Aim ::
Restate all the material verbatim, except for the pictures.

-.-.-

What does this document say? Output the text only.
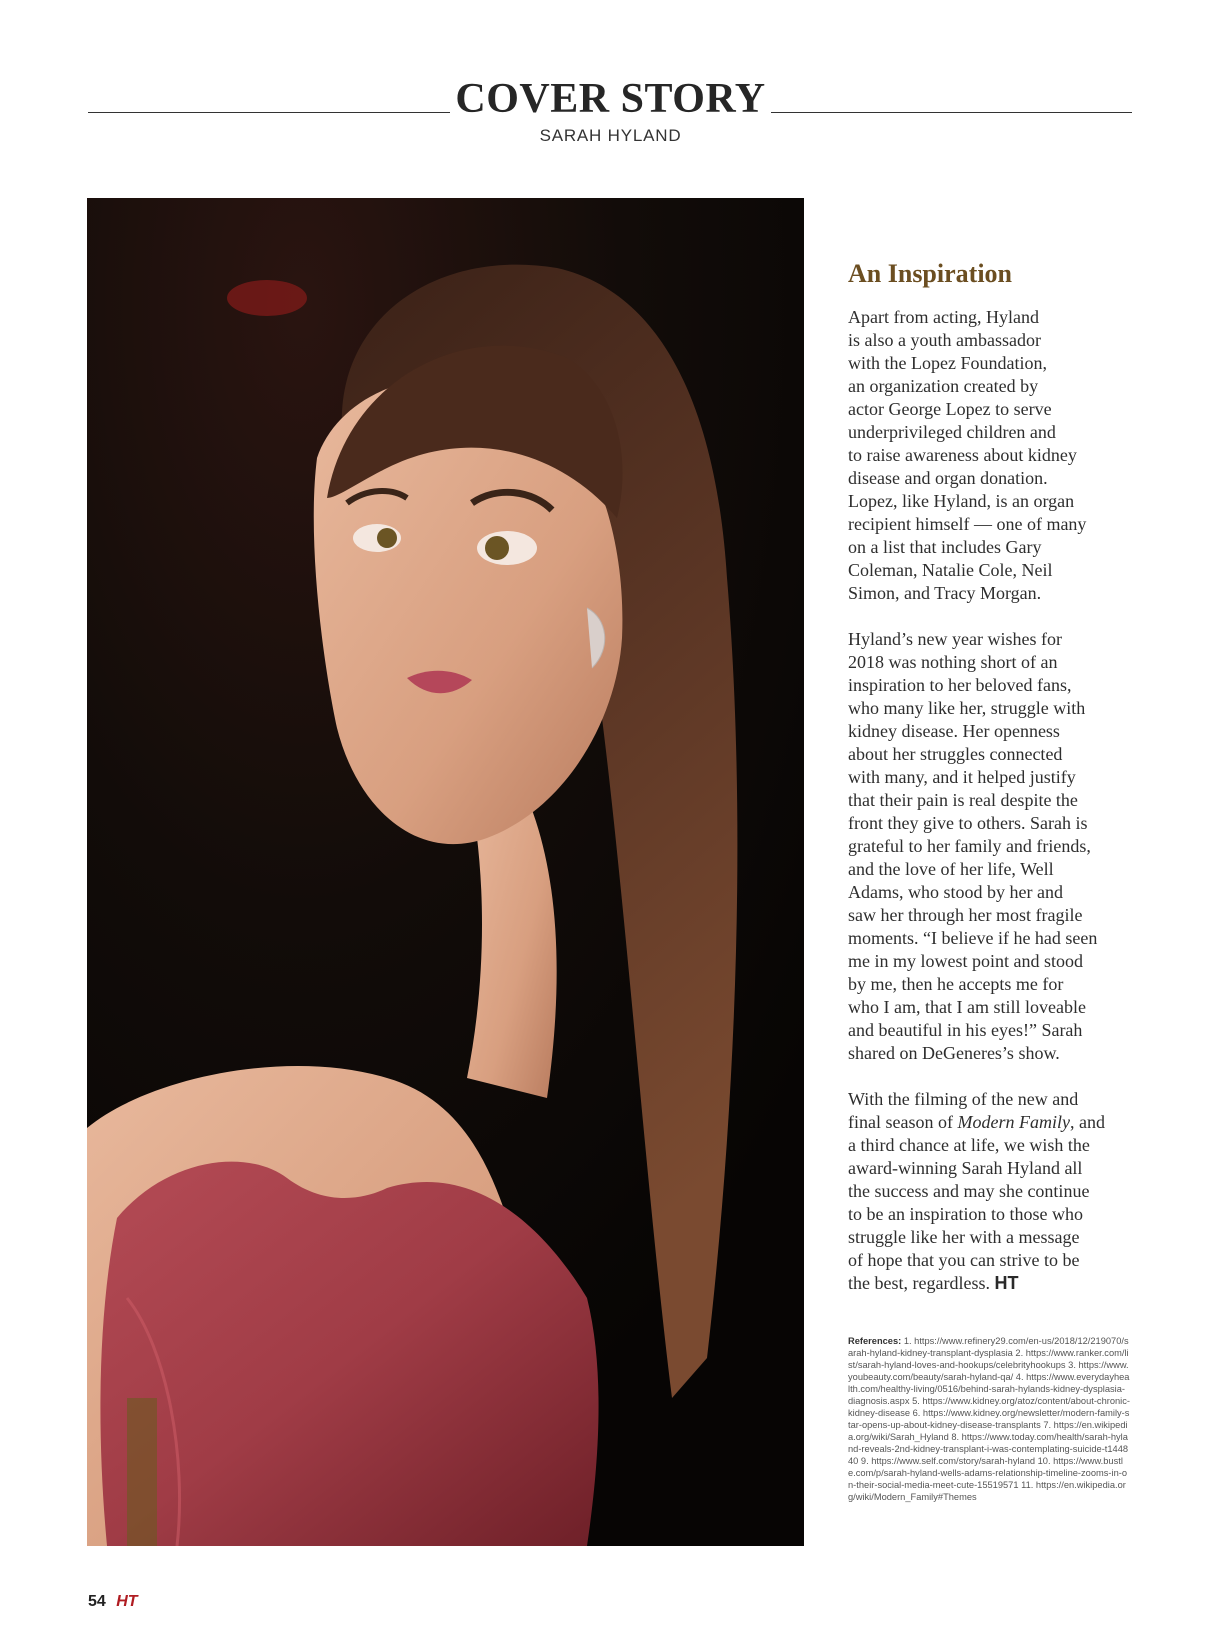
COVER STORY
SARAH HYLAND
An Inspiration

Apart from acting, Hyland
is also a youth ambassador
with the Lopez Foundation,
an organization created by
actor George Lopez to serve
underprivileged children and
to raise awareness about kidney
disease and organ donation.
Lopez, like Hyland, is an organ
recipient himself — one of many
on a list that includes Gary
Coleman, Natalie Cole, Neil
Simon, and Tracy Morgan.

Hyland’s new year wishes for
2018 was nothing short of an
inspiration to her beloved fans,
who many like her, struggle with
kidney disease. Her openness
about her struggles connected
with many, and it helped justify
that their pain is real despite the
front they give to others. Sarah is
grateful to her family and friends,
and the love of her life, Well
Adams, who stood by her and
saw her through her most fragile
moments. “I believe if he had seen
me in my lowest point and stood
by me, then he accepts me for
who I am, that I am still loveable
and beautiful in his eyes!” Sarah
shared on DeGeneres’s show.

With the filming of the new and
final season of Modern Family, and
a third chance at life, we wish the
award-winning Sarah Hyland all
the success and may she continue
to be an inspiration to those who
struggle like her with a message
of hope that you can strive to be
the best, regardless. HT

References: 1. https://www.refinery29.com/en-us/2018/12/219070/sarah-hyland-kidney-transplant-dysplasia 2. https://www.ranker.com/list/sarah-hyland-loves-and-hookups/celebrityhookups 3. https://www.youbeauty.com/beauty/sarah-hyland-qa/ 4. https://www.everydayhealth.com/healthy-living/0516/behind-sarah-hylands-kidney-dysplasia-diagnosis.aspx 5. https://www.kidney.org/atoz/content/about-chronic-kidney-disease 6. https://www.kidney.org/newsletter/modern-family-star-opens-up-about-kidney-disease-transplants 7. https://en.wikipedia.org/wiki/Sarah_Hyland 8. https://www.today.com/health/sarah-hyland-reveals-2nd-kidney-transplant-i-was-contemplating-suicide-t144840 9. https://www.self.com/story/sarah-hyland 10. https://www.bustle.com/p/sarah-hyland-wells-adams-relationship-timeline-zooms-in-on-their-social-media-meet-cute-15519571 11. https://en.wikipedia.org/wiki/Modern_Family#Themes
54 HT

-.-.-

Exercise response ::
What does this document say? Output the text only.
COVER STORY
SARAH HYLAND
An Inspiration

Apart from acting, Hyland
is also a youth ambassador
with the Lopez Foundation,
an organization created by
actor George Lopez to serve
underprivileged children and
to raise awareness about kidney
disease and organ donation.
Lopez, like Hyland, is an organ
recipient himself — one of many
on a list that includes Gary
Coleman, Natalie Cole, Neil
Simon, and Tracy Morgan.

Hyland’s new year wishes for
2018 was nothing short of an
inspiration to her beloved fans,
who many like her, struggle with
kidney disease. Her openness
about her struggles connected
with many, and it helped justify
that their pain is real despite the
front they give to others. Sarah is
grateful to her family and friends,
and the love of her life, Well
Adams, who stood by her and
saw her through her most fragile
moments. “I believe if he had seen
me in my lowest point and stood
by me, then he accepts me for
who I am, that I am still loveable
and beautiful in his eyes!” Sarah
shared on DeGeneres’s show.

With the filming of the new and
final season of Modern Family, and
a third chance at life, we wish the
award-winning Sarah Hyland all
the success and may she continue
to be an inspiration to those who
struggle like her with a message
of hope that you can strive to be
the best, regardless. HT

References: 1. https://www.refinery29.com/en-us/2018/12/219070/sarah-hyland-kidney-transplant-dysplasia 2. https://www.ranker.com/list/sarah-hyland-loves-and-hookups/celebrityhookups 3. https://www.youbeauty.com/beauty/sarah-hyland-qa/ 4. https://www.everydayhealth.com/healthy-living/0516/behind-sarah-hylands-kidney-dysplasia-diagnosis.aspx 5. https://www.kidney.org/atoz/content/about-chronic-kidney-disease 6. https://www.kidney.org/newsletter/modern-family-star-opens-up-about-kidney-disease-transplants 7. https://en.wikipedia.org/wiki/Sarah_Hyland 8. https://www.today.com/health/sarah-hyland-reveals-2nd-kidney-transplant-i-was-contemplating-suicide-t144840 9. https://www.self.com/story/sarah-hyland 10. https://www.bustle.com/p/sarah-hyland-wells-adams-relationship-timeline-zooms-in-on-their-social-media-meet-cute-15519571 11. https://en.wikipedia.org/wiki/Modern_Family#Themes
54 HT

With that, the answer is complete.